● Brief: Search the listing below for "label". Copy each matching line.

--- Start Records supplied ---

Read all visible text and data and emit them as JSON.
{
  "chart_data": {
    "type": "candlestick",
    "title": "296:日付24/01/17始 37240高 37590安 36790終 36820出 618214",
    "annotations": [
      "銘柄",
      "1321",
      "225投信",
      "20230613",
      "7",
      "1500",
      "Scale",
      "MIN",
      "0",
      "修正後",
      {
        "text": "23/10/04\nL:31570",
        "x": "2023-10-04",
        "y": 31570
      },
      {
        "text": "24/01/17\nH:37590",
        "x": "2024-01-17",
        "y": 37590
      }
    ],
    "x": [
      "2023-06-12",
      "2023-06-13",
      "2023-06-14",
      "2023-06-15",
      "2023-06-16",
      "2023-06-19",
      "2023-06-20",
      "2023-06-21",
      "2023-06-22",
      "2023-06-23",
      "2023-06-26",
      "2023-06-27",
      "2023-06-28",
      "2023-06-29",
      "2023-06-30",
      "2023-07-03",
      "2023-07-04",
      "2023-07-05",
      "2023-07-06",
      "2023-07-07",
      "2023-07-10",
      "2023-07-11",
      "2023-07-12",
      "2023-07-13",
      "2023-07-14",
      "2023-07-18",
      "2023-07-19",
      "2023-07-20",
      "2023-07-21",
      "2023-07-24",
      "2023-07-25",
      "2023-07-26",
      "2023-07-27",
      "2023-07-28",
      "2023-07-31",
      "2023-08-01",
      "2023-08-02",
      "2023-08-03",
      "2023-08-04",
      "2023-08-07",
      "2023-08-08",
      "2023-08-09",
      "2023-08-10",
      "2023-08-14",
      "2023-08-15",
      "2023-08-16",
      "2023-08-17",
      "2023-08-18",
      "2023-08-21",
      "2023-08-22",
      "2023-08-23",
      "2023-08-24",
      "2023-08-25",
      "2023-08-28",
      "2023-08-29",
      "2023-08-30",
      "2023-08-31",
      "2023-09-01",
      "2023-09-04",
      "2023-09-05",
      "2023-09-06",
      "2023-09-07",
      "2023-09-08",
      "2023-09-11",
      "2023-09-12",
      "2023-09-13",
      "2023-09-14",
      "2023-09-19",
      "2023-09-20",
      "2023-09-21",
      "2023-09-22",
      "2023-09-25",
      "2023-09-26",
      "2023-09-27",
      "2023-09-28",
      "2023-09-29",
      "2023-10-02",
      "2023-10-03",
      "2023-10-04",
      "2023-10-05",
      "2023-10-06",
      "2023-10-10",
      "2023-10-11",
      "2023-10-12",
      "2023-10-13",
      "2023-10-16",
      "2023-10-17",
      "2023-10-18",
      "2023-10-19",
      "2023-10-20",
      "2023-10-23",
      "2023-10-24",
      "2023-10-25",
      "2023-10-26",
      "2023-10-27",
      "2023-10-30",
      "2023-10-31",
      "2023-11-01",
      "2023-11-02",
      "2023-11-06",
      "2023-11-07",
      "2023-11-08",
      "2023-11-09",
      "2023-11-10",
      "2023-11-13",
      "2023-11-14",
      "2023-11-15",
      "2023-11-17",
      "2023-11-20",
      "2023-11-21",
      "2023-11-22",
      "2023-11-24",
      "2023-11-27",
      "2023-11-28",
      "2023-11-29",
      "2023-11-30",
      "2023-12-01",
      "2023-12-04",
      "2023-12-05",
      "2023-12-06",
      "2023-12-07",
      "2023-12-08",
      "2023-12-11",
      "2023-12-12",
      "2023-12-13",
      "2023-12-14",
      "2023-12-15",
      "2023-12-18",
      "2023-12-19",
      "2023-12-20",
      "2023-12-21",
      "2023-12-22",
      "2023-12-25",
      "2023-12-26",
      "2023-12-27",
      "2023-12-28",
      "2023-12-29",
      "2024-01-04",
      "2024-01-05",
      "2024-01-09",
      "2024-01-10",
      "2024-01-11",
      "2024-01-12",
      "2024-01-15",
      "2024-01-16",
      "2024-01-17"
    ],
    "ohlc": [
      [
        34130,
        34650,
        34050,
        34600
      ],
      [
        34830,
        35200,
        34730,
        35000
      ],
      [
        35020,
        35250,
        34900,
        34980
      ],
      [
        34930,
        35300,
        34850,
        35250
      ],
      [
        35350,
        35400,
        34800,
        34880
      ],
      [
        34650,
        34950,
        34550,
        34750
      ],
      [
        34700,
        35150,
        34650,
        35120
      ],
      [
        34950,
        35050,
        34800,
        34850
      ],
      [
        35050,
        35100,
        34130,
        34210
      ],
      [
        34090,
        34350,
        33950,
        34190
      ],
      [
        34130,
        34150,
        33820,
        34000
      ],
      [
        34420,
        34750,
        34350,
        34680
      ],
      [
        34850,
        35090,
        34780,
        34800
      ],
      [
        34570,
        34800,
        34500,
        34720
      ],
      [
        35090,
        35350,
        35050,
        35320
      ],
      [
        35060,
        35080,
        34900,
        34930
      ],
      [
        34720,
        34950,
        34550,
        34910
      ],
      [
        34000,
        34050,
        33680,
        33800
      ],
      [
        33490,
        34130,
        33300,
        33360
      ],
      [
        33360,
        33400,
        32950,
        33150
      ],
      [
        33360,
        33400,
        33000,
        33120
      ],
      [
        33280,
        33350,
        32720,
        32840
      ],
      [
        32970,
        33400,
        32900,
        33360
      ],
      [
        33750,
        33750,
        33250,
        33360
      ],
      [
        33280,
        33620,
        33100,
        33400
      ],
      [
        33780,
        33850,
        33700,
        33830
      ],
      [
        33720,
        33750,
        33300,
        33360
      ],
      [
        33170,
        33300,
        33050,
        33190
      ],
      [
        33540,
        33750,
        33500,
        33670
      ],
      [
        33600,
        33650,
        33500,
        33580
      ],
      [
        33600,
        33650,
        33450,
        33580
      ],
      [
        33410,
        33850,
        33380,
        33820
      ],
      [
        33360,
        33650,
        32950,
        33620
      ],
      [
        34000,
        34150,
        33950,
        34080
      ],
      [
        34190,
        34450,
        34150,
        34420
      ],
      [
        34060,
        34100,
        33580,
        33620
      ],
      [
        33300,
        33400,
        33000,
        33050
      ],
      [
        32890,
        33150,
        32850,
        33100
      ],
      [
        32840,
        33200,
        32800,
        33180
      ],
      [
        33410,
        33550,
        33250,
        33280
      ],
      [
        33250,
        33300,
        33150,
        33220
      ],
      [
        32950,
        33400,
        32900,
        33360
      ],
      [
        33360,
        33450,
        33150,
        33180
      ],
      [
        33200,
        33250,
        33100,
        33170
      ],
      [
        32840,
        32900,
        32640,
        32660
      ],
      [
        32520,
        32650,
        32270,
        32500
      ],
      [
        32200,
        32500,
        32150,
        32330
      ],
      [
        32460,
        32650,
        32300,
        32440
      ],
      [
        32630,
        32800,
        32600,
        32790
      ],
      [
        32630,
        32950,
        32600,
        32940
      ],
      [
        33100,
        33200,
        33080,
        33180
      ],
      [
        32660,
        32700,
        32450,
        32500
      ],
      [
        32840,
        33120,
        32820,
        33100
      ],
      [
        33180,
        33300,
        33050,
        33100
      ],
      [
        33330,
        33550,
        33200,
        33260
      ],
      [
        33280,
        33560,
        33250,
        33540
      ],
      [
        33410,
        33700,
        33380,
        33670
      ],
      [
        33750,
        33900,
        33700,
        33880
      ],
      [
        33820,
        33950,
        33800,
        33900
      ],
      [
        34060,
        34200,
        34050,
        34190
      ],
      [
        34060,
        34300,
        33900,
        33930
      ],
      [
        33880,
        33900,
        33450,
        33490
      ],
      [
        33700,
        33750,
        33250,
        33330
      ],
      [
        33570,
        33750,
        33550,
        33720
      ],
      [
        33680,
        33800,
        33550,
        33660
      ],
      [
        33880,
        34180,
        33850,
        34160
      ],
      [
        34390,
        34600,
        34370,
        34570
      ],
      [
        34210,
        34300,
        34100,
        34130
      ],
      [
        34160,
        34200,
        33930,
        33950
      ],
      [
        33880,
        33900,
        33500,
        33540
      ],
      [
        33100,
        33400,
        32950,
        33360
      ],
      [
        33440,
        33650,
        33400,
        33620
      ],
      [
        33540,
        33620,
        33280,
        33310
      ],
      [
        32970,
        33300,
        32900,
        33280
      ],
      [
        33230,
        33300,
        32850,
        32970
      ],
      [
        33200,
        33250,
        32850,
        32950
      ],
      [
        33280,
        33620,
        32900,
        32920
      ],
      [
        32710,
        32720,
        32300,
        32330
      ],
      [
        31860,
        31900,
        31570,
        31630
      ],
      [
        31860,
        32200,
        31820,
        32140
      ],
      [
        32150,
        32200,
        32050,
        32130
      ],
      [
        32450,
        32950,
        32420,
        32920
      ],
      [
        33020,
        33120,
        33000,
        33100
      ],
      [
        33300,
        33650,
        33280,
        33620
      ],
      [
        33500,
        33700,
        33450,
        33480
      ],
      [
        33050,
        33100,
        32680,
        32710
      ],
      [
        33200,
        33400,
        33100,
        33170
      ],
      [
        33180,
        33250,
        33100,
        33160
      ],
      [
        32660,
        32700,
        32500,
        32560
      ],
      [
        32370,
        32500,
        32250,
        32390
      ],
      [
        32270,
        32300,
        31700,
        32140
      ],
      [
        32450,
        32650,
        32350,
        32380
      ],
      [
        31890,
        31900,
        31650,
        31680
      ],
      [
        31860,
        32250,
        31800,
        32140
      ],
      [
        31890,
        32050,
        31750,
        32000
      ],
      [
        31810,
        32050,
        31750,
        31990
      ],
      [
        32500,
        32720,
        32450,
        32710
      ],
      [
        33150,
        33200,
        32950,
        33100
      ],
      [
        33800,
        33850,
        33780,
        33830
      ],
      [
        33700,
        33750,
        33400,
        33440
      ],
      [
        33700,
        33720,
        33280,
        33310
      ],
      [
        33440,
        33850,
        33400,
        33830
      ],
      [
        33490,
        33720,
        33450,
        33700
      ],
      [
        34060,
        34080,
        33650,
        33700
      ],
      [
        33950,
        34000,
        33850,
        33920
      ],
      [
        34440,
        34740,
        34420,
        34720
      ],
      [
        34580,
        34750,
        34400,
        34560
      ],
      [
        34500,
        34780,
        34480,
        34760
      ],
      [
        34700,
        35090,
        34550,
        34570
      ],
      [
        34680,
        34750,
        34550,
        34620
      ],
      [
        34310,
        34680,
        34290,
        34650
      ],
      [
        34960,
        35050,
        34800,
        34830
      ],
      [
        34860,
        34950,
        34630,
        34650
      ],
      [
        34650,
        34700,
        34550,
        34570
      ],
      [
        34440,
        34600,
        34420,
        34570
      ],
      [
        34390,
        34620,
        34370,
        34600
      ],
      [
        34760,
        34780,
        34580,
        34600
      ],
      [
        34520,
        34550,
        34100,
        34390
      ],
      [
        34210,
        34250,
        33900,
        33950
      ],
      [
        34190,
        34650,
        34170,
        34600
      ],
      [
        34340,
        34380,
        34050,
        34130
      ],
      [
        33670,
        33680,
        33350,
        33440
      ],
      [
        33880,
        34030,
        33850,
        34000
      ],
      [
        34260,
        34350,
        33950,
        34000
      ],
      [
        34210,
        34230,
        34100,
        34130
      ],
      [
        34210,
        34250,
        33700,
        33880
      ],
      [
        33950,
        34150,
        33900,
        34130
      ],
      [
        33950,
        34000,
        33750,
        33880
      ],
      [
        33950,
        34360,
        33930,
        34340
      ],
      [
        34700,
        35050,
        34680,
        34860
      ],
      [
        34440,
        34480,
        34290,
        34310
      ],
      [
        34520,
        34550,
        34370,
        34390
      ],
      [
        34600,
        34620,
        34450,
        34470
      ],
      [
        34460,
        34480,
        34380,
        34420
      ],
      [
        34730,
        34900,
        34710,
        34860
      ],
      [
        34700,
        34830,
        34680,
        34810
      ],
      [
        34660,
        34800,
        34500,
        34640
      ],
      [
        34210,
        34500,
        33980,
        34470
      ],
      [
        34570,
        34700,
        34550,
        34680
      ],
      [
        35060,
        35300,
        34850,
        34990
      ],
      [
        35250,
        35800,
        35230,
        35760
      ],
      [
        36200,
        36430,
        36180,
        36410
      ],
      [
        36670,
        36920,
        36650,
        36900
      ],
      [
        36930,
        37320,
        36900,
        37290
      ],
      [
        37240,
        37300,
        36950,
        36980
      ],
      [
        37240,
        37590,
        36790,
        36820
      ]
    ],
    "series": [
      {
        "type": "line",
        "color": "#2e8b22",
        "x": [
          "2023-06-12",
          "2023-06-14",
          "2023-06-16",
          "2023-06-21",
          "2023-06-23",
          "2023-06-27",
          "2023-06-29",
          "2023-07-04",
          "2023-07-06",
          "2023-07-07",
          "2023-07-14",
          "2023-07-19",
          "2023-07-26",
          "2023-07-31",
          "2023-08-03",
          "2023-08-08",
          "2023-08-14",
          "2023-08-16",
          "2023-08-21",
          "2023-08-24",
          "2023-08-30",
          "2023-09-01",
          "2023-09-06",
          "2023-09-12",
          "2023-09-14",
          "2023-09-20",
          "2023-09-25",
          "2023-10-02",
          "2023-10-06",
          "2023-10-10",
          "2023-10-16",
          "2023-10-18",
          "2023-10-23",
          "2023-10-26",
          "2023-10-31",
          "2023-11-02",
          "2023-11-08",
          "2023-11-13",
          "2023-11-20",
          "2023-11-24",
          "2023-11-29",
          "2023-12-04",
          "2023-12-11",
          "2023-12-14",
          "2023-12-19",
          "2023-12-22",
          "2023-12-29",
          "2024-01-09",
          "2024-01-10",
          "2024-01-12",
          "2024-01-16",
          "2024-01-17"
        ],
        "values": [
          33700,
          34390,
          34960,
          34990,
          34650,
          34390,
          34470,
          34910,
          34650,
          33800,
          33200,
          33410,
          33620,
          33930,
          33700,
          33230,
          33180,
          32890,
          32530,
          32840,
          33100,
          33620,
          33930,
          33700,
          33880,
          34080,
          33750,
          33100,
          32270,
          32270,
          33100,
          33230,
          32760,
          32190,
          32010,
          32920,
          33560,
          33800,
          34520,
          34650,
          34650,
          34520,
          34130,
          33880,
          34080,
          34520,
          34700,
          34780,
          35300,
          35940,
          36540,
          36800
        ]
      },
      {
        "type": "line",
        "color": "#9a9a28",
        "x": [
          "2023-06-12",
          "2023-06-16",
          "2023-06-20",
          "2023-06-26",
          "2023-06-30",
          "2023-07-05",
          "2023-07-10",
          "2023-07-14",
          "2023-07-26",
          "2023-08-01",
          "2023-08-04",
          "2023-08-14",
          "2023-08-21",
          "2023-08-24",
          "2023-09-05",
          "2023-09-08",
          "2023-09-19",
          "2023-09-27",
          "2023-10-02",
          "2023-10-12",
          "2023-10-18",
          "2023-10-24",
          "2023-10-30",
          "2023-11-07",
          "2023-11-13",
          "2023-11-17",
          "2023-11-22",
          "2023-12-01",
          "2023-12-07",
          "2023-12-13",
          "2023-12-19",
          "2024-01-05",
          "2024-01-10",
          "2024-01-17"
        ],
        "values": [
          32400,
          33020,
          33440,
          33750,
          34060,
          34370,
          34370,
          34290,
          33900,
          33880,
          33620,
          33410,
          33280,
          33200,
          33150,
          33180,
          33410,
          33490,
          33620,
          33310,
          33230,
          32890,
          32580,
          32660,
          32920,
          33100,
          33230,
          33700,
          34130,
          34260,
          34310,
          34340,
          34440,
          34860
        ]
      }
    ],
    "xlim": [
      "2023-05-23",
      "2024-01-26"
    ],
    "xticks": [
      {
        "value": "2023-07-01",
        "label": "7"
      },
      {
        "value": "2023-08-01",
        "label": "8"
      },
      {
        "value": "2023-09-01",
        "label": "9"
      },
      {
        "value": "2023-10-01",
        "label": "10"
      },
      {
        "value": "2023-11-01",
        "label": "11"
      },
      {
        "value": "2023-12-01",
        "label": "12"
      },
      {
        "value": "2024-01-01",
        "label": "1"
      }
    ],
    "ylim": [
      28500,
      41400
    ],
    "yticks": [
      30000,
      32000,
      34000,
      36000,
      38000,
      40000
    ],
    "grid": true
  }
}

--- End Records supplied ---

● Solution for this problem:
        "label": "7"
        "label": "8"
        "label": "9"
        "label": "10"
        "label": "11"
        "label": "12"
        "label": "1"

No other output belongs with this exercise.